Task description :: Find the word "Falha" in the data. Return every line where it appears.

* start Recorded data *

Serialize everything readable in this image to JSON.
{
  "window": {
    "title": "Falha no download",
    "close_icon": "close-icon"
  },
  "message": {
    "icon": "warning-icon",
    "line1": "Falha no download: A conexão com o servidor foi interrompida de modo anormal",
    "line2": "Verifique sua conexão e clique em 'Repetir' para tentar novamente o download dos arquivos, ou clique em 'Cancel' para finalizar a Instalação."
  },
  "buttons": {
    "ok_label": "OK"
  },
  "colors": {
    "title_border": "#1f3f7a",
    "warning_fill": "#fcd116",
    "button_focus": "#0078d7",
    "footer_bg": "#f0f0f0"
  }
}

* end Recorded data *

Final result ::
    "title": "Falha no download",
    "line1": "Falha no download: A conexão com o servidor foi interrompida de modo anormal",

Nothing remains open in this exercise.